(Collected data entries)
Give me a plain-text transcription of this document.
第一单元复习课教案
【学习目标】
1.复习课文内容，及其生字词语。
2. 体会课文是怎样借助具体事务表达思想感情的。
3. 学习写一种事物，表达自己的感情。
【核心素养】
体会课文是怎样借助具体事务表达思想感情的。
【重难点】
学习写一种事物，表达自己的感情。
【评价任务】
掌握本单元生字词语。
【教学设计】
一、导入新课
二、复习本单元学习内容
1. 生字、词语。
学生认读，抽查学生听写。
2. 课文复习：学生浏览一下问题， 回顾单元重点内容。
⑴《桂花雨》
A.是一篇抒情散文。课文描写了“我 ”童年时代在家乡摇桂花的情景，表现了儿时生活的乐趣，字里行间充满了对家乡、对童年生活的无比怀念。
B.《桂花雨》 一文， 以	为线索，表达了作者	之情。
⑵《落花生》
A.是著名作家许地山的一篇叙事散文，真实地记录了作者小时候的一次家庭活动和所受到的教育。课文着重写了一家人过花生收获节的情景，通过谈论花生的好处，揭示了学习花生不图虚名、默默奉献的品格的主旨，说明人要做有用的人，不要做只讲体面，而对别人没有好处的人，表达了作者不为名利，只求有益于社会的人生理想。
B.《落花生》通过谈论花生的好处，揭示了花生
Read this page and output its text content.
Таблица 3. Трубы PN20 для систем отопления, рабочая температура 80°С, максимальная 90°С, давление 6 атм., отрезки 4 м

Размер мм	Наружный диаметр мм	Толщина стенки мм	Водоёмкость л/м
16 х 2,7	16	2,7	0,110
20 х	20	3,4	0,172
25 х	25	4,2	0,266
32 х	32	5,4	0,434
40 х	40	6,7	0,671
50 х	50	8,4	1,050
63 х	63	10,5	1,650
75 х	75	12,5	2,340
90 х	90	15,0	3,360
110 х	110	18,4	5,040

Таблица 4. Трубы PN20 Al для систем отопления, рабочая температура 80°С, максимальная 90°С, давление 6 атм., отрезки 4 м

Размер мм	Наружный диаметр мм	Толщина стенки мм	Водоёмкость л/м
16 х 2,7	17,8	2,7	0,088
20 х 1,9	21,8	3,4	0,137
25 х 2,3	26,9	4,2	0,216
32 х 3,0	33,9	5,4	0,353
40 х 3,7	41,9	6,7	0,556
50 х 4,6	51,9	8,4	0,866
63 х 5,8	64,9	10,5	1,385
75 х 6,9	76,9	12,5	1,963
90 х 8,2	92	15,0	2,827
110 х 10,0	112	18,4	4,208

**WHAT YOU WILL DO:** Transcribe the material exactly as it reads.

**RESULT FOR THIS TASK:**
Give me a plain-text transcription of this document.
第一单元复习课教案
【学习目标】
1.复习课文内容，及其生字词语。
2. 体会课文是怎样借助具体事务表达思想感情的。
3. 学习写一种事物，表达自己的感情。
【核心素养】
体会课文是怎样借助具体事务表达思想感情的。
【重难点】
学习写一种事物，表达自己的感情。
【评价任务】
掌握本单元生字词语。
【教学设计】
一、导入新课
二、复习本单元学习内容
1. 生字、词语。
学生认读，抽查学生听写。
2. 课文复习：学生浏览一下问题， 回顾单元重点内容。
⑴《桂花雨》
A.是一篇抒情散文。课文描写了“我 ”童年时代在家乡摇桂花的情景，表现了儿时生活的乐趣，字里行间充满了对家乡、对童年生活的无比怀念。
B.《桂花雨》 一文， 以	为线索，表达了作者	之情。
⑵《落花生》
A.是著名作家许地山的一篇叙事散文，真实地记录了作者小时候的一次家庭活动和所受到的教育。课文着重写了一家人过花生收获节的情景，通过谈论花生的好处，揭示了学习花生不图虚名、默默奉献的品格的主旨，说明人要做有用的人，不要做只讲体面，而对别人没有好处的人，表达了作者不为名利，只求有益于社会的人生理想。
B.《落花生》通过谈论花生的好处，揭示了花生
Read this page and output its text content.
Таблица 3. Трубы PN20 для систем отопления, рабочая температура 80°С, максимальная 90°С, давление 6 атм., отрезки 4 м

Размер мм	Наружный диаметр мм	Толщина стенки мм	Водоёмкость л/м
16 х 2,7	16	2,7	0,110
20 х	20	3,4	0,172
25 х	25	4,2	0,266
32 х	32	5,4	0,434
40 х	40	6,7	0,671
50 х	50	8,4	1,050
63 х	63	10,5	1,650
75 х	75	12,5	2,340
90 х	90	15,0	3,360
110 х	110	18,4	5,040

Таблица 4. Трубы PN20 Al для систем отопления, рабочая температура 80°С, максимальная 90°С, давление 6 атм., отрезки 4 м

Размер мм	Наружный диаметр мм	Толщина стенки мм	Водоёмкость л/м
16 х 2,7	17,8	2,7	0,088
20 х 1,9	21,8	3,4	0,137
25 х 2,3	26,9	4,2	0,216
32 х 3,0	33,9	5,4	0,353
40 х 3,7	41,9	6,7	0,556
50 х 4,6	51,9	8,4	0,866
63 х 5,8	64,9	10,5	1,385
75 х 6,9	76,9	12,5	1,963
90 х 8,2	92	15,0	2,827
110 х 10,0	112	18,4	4,208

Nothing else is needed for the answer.